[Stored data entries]
-.-.-

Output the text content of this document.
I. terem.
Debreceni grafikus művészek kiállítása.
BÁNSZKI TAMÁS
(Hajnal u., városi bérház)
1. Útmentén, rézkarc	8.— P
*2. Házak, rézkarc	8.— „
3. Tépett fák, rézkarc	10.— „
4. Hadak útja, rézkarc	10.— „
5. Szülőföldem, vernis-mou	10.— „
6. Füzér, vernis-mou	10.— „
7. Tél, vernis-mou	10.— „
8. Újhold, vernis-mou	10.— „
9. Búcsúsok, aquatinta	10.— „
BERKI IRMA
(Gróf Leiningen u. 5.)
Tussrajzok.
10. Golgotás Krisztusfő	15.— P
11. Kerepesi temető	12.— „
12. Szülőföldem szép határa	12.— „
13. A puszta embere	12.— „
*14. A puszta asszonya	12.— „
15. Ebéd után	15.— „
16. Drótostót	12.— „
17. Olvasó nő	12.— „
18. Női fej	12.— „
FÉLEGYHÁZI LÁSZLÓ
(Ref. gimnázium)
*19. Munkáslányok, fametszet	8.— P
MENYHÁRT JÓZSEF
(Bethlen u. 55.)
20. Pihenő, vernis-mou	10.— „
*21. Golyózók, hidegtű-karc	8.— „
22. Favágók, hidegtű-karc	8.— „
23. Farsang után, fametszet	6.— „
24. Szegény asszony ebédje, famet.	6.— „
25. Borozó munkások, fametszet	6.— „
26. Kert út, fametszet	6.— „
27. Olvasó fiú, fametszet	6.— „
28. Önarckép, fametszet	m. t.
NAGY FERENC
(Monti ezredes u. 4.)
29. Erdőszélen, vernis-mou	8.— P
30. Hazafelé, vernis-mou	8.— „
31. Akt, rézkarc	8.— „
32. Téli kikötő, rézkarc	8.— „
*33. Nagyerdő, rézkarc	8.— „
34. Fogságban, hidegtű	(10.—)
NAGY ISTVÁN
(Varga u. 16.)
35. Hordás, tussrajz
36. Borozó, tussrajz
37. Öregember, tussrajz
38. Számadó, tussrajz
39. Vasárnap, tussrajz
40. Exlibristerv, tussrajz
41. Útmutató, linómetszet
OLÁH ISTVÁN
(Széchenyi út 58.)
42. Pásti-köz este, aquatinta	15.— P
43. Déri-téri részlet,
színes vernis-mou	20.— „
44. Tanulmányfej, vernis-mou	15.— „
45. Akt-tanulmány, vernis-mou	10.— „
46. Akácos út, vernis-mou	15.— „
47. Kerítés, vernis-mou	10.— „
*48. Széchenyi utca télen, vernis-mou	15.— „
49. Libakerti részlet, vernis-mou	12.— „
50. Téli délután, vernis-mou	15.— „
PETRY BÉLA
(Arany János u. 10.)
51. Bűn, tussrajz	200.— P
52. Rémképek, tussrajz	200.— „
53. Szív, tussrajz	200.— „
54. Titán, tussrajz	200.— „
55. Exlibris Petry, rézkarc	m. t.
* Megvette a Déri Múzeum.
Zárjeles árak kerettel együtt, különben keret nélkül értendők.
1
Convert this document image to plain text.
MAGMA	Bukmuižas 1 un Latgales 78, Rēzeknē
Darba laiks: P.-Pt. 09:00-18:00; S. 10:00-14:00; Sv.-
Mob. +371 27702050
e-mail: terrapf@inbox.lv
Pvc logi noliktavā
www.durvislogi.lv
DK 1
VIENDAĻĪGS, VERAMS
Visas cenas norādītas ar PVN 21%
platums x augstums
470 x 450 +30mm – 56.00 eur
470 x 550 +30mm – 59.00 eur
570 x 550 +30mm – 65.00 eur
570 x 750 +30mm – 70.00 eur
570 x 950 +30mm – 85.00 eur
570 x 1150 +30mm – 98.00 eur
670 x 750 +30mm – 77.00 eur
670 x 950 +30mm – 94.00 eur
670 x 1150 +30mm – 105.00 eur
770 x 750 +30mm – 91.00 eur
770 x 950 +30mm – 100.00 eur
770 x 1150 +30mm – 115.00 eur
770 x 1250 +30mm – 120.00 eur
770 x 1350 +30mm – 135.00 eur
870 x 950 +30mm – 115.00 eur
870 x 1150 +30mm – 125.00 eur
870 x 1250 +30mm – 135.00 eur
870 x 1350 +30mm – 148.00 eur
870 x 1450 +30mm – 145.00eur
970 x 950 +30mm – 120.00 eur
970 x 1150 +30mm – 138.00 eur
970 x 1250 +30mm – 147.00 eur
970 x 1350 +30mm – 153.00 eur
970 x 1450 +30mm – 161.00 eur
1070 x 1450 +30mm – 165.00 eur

-.-.-

Repeat only the lines from the one holding "Convert this document image to plain text." through the last line of the data.

Convert this document image to plain text.
MAGMA	Bukmuižas 1 un Latgales 78, Rēzeknē
Darba laiks: P.-Pt. 09:00-18:00; S. 10:00-14:00; Sv.-
Mob. +371 27702050
e-mail: terrapf@inbox.lv
Pvc logi noliktavā
www.durvislogi.lv
DK 1
VIENDAĻĪGS, VERAMS
Visas cenas norādītas ar PVN 21%
platums x augstums
470 x 450 +30mm – 56.00 eur
470 x 550 +30mm – 59.00 eur
570 x 550 +30mm – 65.00 eur
570 x 750 +30mm – 70.00 eur
570 x 950 +30mm – 85.00 eur
570 x 1150 +30mm – 98.00 eur
670 x 750 +30mm – 77.00 eur
670 x 950 +30mm – 94.00 eur
670 x 1150 +30mm – 105.00 eur
770 x 750 +30mm – 91.00 eur
770 x 950 +30mm – 100.00 eur
770 x 1150 +30mm – 115.00 eur
770 x 1250 +30mm – 120.00 eur
770 x 1350 +30mm – 135.00 eur
870 x 950 +30mm – 115.00 eur
870 x 1150 +30mm – 125.00 eur
870 x 1250 +30mm – 135.00 eur
870 x 1350 +30mm – 148.00 eur
870 x 1450 +30mm – 145.00eur
970 x 950 +30mm – 120.00 eur
970 x 1150 +30mm – 138.00 eur
970 x 1250 +30mm – 147.00 eur
970 x 1350 +30mm – 153.00 eur
970 x 1450 +30mm – 161.00 eur
1070 x 1450 +30mm – 165.00 eur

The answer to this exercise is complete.